--- Task input ---
>> START
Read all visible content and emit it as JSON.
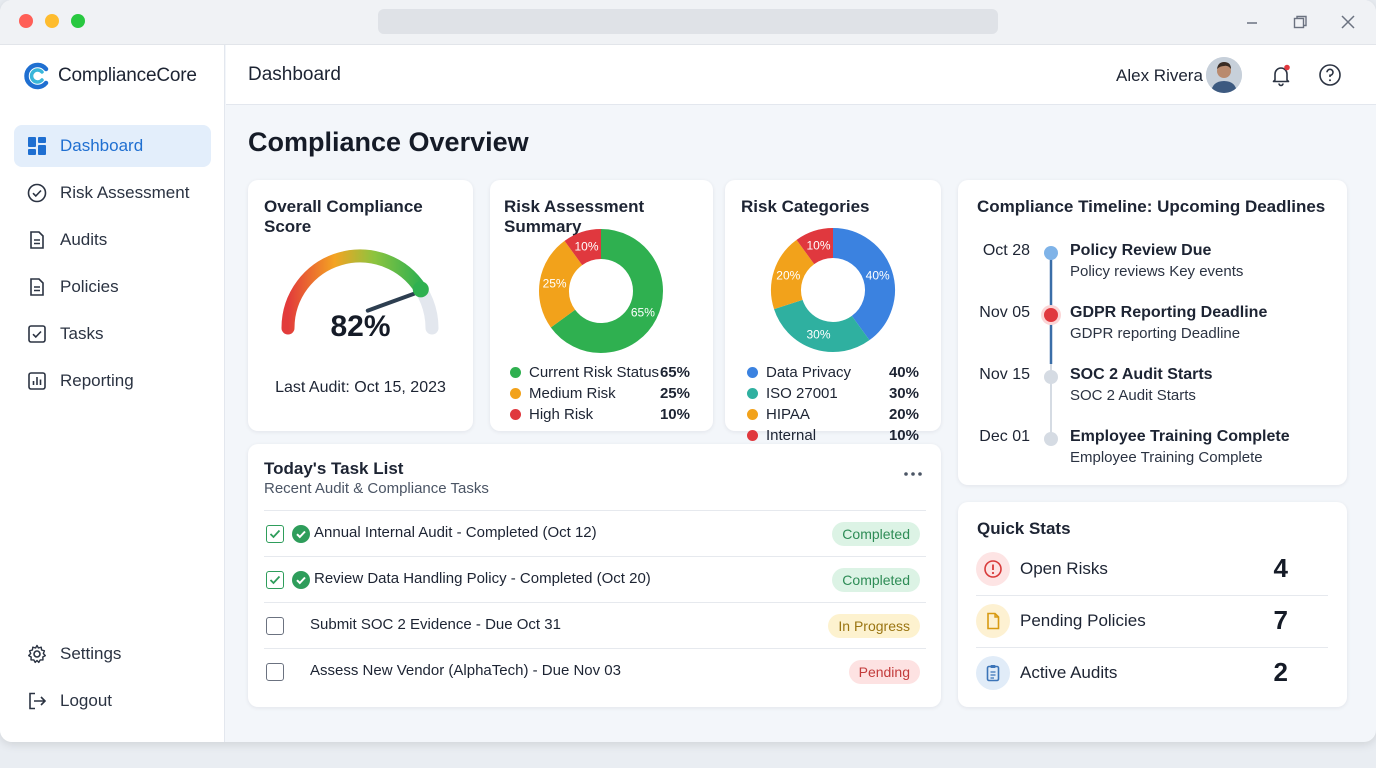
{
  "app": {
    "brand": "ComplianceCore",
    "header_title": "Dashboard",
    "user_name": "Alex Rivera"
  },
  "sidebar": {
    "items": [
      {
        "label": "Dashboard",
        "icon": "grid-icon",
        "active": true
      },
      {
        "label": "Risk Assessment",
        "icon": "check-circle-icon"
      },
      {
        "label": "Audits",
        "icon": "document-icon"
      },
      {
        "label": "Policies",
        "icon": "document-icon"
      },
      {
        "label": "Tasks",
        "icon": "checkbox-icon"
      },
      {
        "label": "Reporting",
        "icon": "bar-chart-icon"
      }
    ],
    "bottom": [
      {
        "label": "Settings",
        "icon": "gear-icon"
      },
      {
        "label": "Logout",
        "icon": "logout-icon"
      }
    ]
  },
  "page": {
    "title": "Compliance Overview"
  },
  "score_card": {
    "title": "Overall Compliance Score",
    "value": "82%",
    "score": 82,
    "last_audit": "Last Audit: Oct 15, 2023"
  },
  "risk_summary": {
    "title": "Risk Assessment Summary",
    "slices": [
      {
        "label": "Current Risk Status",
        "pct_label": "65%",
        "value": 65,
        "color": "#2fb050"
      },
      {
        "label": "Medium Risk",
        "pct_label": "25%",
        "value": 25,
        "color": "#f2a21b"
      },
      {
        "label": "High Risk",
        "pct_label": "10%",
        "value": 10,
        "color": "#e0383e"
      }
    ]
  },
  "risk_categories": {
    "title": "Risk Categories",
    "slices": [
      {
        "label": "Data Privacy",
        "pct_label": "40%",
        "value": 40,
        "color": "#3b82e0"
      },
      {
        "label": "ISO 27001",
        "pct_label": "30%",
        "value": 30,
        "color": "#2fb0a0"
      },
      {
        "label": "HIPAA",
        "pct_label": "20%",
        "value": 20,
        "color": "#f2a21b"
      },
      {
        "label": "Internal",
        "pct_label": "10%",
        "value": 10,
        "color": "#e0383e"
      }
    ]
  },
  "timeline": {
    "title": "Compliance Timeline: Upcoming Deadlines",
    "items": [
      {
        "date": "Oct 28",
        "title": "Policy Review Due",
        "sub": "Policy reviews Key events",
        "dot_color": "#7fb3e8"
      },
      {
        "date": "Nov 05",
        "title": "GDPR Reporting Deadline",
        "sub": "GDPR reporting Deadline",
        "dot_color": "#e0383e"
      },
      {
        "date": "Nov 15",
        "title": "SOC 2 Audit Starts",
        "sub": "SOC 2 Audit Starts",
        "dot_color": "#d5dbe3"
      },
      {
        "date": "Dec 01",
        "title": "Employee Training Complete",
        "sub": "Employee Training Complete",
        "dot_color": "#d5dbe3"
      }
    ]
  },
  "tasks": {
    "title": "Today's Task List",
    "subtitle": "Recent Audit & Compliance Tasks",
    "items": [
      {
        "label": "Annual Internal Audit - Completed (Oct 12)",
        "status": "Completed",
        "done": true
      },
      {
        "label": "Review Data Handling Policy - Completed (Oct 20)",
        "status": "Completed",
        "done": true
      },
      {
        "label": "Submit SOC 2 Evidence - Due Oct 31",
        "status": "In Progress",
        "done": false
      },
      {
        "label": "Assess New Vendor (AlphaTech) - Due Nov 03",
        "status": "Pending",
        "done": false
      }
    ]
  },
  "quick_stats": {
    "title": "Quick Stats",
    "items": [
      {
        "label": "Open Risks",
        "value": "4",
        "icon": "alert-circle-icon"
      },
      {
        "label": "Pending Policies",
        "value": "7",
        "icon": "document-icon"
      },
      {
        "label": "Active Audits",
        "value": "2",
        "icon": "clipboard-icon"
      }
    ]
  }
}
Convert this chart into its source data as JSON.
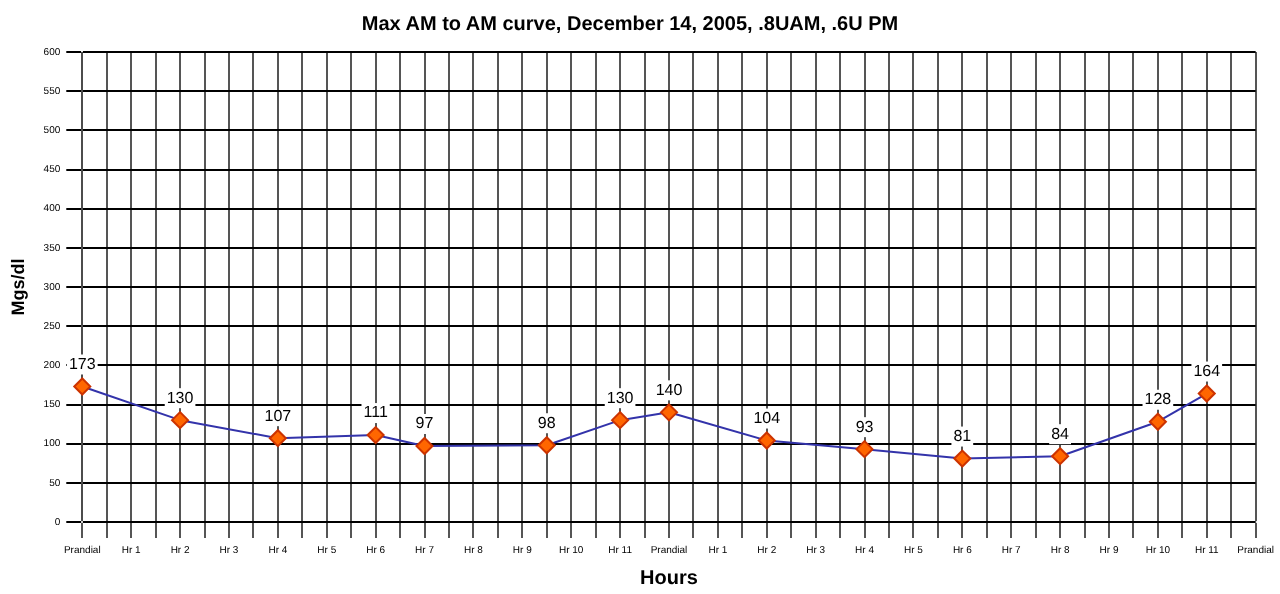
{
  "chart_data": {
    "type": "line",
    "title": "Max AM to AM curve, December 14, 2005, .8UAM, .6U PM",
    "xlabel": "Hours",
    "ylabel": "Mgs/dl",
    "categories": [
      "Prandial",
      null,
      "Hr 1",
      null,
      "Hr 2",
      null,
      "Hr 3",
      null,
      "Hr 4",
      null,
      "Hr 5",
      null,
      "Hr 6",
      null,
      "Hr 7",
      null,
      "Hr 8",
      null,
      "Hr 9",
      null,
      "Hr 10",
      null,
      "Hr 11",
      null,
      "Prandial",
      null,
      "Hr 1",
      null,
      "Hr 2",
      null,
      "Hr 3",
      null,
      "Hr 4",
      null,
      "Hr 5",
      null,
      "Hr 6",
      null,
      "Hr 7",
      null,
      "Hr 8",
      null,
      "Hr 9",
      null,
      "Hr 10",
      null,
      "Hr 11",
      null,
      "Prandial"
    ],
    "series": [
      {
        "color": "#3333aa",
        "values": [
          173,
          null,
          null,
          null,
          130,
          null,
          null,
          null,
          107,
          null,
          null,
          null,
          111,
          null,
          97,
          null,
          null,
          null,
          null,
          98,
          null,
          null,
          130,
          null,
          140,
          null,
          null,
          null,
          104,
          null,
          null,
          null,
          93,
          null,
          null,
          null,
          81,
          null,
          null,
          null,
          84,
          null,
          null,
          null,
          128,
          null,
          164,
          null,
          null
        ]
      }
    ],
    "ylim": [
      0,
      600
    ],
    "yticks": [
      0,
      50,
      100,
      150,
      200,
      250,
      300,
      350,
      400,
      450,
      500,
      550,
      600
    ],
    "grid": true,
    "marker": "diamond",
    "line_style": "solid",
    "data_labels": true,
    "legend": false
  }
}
>> END
--- Task ---
Write out the full listing verbatim, excluding its pictures.

--- Solution to the exercise ---
Read all visible content and emit it as JSON.
{
  "app": {
    "brand": "ComplianceCore",
    "header_title": "Dashboard",
    "user_name": "Alex Rivera"
  },
  "sidebar": {
    "items": [
      {
        "label": "Dashboard",
        "icon": "grid-icon",
        "active": true
      },
      {
        "label": "Risk Assessment",
        "icon": "check-circle-icon"
      },
      {
        "label": "Audits",
        "icon": "document-icon"
      },
      {
        "label": "Policies",
        "icon": "document-icon"
      },
      {
        "label": "Tasks",
        "icon": "checkbox-icon"
      },
      {
        "label": "Reporting",
        "icon": "bar-chart-icon"
      }
    ],
    "bottom": [
      {
        "label": "Settings",
        "icon": "gear-icon"
      },
      {
        "label": "Logout",
        "icon": "logout-icon"
      }
    ]
  },
  "page": {
    "title": "Compliance Overview"
  },
  "score_card": {
    "title": "Overall Compliance Score",
    "value": "82%",
    "score": 82,
    "last_audit": "Last Audit: Oct 15, 2023"
  },
  "risk_summary": {
    "title": "Risk Assessment Summary",
    "slices": [
      {
        "label": "Current Risk Status",
        "pct_label": "65%",
        "value": 65,
        "color": "#2fb050"
      },
      {
        "label": "Medium Risk",
        "pct_label": "25%",
        "value": 25,
        "color": "#f2a21b"
      },
      {
        "label": "High Risk",
        "pct_label": "10%",
        "value": 10,
        "color": "#e0383e"
      }
    ]
  },
  "risk_categories": {
    "title": "Risk Categories",
    "slices": [
      {
        "label": "Data Privacy",
        "pct_label": "40%",
        "value": 40,
        "color": "#3b82e0"
      },
      {
        "label": "ISO 27001",
        "pct_label": "30%",
        "value": 30,
        "color": "#2fb0a0"
      },
      {
        "label": "HIPAA",
        "pct_label": "20%",
        "value": 20,
        "color": "#f2a21b"
      },
      {
        "label": "Internal",
        "pct_label": "10%",
        "value": 10,
        "color": "#e0383e"
      }
    ]
  },
  "timeline": {
    "title": "Compliance Timeline: Upcoming Deadlines",
    "items": [
      {
        "date": "Oct 28",
        "title": "Policy Review Due",
        "sub": "Policy reviews Key events",
        "dot_color": "#7fb3e8"
      },
      {
        "date": "Nov 05",
        "title": "GDPR Reporting Deadline",
        "sub": "GDPR reporting Deadline",
        "dot_color": "#e0383e"
      },
      {
        "date": "Nov 15",
        "title": "SOC 2 Audit Starts",
        "sub": "SOC 2 Audit Starts",
        "dot_color": "#d5dbe3"
      },
      {
        "date": "Dec 01",
        "title": "Employee Training Complete",
        "sub": "Employee Training Complete",
        "dot_color": "#d5dbe3"
      }
    ]
  },
  "tasks": {
    "title": "Today's Task List",
    "subtitle": "Recent Audit & Compliance Tasks",
    "items": [
      {
        "label": "Annual Internal Audit - Completed (Oct 12)",
        "status": "Completed",
        "done": true
      },
      {
        "label": "Review Data Handling Policy - Completed (Oct 20)",
        "status": "Completed",
        "done": true
      },
      {
        "label": "Submit SOC 2 Evidence - Due Oct 31",
        "status": "In Progress",
        "done": false
      },
      {
        "label": "Assess New Vendor (AlphaTech) - Due Nov 03",
        "status": "Pending",
        "done": false
      }
    ]
  },
  "quick_stats": {
    "title": "Quick Stats",
    "items": [
      {
        "label": "Open Risks",
        "value": "4",
        "icon": "alert-circle-icon"
      },
      {
        "label": "Pending Policies",
        "value": "7",
        "icon": "document-icon"
      },
      {
        "label": "Active Audits",
        "value": "2",
        "icon": "clipboard-icon"
      }
    ]
  }
}
Convert this chart into its source data as JSON.
{
  "chart_data": {
    "type": "line",
    "title": "Max AM to AM curve, December 14, 2005, .8UAM, .6U PM",
    "xlabel": "Hours",
    "ylabel": "Mgs/dl",
    "categories": [
      "Prandial",
      null,
      "Hr 1",
      null,
      "Hr 2",
      null,
      "Hr 3",
      null,
      "Hr 4",
      null,
      "Hr 5",
      null,
      "Hr 6",
      null,
      "Hr 7",
      null,
      "Hr 8",
      null,
      "Hr 9",
      null,
      "Hr 10",
      null,
      "Hr 11",
      null,
      "Prandial",
      null,
      "Hr 1",
      null,
      "Hr 2",
      null,
      "Hr 3",
      null,
      "Hr 4",
      null,
      "Hr 5",
      null,
      "Hr 6",
      null,
      "Hr 7",
      null,
      "Hr 8",
      null,
      "Hr 9",
      null,
      "Hr 10",
      null,
      "Hr 11",
      null,
      "Prandial"
    ],
    "series": [
      {
        "color": "#3333aa",
        "values": [
          173,
          null,
          null,
          null,
          130,
          null,
          null,
          null,
          107,
          null,
          null,
          null,
          111,
          null,
          97,
          null,
          null,
          null,
          null,
          98,
          null,
          null,
          130,
          null,
          140,
          null,
          null,
          null,
          104,
          null,
          null,
          null,
          93,
          null,
          null,
          null,
          81,
          null,
          null,
          null,
          84,
          null,
          null,
          null,
          128,
          null,
          164,
          null,
          null
        ]
      }
    ],
    "ylim": [
      0,
      600
    ],
    "yticks": [
      0,
      50,
      100,
      150,
      200,
      250,
      300,
      350,
      400,
      450,
      500,
      550,
      600
    ],
    "grid": true,
    "marker": "diamond",
    "line_style": "solid",
    "data_labels": true,
    "legend": false
  }
}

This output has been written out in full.